SOURCE RECORDS
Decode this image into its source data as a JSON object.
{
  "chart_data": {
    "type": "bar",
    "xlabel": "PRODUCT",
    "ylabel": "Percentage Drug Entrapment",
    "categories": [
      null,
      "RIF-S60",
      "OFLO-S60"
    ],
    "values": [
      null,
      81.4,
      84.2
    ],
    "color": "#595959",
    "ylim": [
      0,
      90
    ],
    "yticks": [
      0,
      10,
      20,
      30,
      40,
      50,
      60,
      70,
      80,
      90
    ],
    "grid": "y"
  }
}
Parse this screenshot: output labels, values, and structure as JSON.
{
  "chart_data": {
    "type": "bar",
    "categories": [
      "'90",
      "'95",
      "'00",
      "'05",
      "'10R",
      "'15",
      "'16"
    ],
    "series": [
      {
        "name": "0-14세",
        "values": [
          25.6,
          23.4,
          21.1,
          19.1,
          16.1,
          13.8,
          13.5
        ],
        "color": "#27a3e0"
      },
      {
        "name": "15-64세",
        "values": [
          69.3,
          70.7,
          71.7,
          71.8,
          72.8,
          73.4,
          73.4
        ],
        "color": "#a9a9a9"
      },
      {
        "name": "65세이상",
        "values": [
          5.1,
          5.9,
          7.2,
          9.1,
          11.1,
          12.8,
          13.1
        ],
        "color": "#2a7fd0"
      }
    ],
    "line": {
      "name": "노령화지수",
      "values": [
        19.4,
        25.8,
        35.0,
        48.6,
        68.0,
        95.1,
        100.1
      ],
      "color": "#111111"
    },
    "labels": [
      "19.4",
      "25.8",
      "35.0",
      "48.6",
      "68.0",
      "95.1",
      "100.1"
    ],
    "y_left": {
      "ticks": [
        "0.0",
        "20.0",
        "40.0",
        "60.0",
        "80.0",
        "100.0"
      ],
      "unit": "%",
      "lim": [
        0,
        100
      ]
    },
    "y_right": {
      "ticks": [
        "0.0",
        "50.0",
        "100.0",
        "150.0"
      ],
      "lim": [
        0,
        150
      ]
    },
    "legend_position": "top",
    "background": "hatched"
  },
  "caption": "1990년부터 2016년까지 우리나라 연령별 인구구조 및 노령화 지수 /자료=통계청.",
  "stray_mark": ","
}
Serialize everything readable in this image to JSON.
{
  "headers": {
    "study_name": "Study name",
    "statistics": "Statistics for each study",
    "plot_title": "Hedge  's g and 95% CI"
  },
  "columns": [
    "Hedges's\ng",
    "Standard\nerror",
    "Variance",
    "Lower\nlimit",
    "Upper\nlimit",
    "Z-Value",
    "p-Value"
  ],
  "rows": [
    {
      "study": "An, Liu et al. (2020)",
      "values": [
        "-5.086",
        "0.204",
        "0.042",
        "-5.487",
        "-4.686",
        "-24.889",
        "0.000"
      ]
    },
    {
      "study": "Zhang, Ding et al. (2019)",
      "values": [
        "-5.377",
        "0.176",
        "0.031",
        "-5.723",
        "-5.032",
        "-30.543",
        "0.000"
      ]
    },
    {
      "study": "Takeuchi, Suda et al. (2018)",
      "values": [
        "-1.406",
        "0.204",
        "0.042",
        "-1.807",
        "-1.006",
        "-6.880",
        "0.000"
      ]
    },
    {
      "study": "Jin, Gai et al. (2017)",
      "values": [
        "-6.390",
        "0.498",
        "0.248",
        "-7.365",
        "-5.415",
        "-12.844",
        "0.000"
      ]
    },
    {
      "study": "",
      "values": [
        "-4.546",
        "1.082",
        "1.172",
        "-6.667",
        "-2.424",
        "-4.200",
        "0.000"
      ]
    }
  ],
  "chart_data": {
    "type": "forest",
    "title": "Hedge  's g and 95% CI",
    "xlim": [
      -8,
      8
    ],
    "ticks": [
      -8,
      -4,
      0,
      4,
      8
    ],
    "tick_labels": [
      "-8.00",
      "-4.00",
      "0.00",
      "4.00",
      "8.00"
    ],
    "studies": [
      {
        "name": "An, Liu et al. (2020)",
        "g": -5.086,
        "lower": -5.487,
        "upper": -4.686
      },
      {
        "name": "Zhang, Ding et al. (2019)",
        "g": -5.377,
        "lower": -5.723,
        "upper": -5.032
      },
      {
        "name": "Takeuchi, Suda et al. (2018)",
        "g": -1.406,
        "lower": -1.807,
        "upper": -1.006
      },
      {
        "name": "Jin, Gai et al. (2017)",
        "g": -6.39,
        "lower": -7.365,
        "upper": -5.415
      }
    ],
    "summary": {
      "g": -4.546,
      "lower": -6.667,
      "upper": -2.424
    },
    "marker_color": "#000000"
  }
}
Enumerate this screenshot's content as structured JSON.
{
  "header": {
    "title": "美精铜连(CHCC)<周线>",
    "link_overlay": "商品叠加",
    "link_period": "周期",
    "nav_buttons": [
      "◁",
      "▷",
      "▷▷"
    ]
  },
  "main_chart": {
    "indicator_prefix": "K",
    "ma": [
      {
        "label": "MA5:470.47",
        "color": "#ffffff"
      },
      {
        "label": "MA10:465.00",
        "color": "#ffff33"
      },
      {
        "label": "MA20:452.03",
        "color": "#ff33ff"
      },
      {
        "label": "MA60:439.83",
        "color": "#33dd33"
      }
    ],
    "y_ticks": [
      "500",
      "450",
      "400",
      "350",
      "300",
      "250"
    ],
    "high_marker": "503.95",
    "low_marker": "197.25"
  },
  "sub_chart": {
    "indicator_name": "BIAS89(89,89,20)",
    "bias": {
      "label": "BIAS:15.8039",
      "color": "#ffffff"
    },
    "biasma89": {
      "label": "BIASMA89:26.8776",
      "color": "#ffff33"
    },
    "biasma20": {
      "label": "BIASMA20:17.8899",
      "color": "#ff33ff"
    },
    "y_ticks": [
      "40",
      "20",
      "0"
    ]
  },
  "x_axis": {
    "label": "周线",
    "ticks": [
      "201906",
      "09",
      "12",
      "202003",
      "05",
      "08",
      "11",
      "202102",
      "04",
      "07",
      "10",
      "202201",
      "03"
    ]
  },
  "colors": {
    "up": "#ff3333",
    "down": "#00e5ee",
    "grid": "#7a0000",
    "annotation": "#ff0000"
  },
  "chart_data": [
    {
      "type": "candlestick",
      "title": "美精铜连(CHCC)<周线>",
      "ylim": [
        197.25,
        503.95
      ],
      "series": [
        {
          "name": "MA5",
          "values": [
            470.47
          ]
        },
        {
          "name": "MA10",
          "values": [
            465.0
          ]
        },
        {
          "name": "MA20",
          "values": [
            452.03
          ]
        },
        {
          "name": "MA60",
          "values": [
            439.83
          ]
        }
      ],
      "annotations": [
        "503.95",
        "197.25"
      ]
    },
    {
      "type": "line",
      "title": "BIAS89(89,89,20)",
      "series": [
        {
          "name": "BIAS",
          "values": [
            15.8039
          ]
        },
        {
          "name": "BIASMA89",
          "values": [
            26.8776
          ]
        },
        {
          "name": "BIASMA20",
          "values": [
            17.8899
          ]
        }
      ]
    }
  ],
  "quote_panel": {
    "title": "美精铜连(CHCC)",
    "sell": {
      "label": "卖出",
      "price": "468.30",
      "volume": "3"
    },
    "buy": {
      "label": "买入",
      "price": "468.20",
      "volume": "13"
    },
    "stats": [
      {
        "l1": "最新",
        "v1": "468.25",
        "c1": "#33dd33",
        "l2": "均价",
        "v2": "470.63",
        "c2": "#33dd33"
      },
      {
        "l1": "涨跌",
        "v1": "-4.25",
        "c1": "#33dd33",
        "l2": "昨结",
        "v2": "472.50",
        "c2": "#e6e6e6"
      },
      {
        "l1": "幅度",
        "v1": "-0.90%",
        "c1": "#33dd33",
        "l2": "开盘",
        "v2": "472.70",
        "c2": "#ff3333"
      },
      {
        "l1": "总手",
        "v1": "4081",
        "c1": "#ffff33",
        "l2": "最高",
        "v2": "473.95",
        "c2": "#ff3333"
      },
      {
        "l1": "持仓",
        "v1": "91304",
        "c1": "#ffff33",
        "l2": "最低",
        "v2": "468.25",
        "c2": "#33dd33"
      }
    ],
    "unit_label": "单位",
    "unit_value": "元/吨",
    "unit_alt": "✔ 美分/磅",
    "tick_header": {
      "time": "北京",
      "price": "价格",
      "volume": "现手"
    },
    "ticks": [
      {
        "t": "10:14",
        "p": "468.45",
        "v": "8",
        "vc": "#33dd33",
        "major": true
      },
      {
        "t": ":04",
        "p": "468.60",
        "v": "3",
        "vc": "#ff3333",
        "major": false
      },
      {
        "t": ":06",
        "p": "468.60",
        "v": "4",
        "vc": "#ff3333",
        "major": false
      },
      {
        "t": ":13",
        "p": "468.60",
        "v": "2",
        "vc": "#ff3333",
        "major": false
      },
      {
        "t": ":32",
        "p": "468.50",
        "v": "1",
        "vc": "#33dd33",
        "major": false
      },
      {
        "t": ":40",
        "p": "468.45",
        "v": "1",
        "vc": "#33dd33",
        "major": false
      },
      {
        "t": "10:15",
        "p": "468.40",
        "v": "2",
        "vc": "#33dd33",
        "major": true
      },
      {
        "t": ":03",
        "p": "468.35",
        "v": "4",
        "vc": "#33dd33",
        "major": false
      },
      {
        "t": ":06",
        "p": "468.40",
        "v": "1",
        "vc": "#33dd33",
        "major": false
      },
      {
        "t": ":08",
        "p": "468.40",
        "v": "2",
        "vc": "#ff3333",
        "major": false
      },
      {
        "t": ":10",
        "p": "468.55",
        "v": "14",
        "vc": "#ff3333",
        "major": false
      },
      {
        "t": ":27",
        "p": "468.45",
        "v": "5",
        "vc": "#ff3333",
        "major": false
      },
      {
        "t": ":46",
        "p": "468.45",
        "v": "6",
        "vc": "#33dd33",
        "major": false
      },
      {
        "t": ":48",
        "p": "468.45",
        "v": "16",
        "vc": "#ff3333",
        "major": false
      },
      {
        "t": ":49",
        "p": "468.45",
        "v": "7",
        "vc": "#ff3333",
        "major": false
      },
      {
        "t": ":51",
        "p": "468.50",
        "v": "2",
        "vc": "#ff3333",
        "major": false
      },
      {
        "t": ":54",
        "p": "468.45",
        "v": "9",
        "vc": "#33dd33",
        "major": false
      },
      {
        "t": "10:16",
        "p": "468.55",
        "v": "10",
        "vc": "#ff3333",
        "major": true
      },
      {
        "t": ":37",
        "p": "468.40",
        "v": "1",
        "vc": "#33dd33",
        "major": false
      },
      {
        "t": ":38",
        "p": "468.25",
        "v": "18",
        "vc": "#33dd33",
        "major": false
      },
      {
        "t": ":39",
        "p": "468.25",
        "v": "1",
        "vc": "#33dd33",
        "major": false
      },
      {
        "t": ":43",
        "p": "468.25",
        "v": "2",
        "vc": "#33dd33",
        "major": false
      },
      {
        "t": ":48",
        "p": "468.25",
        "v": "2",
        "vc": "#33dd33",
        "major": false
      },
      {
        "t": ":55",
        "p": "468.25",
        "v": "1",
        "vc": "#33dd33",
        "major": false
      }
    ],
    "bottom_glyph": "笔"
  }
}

TASK GOAL
Check all the records above and select each line where the string "Ding" is found.

COMPLETE ANSWER
      "study": "Zhang, Ding et al. (2019)",
        "name": "Zhang, Ding et al. (2019)",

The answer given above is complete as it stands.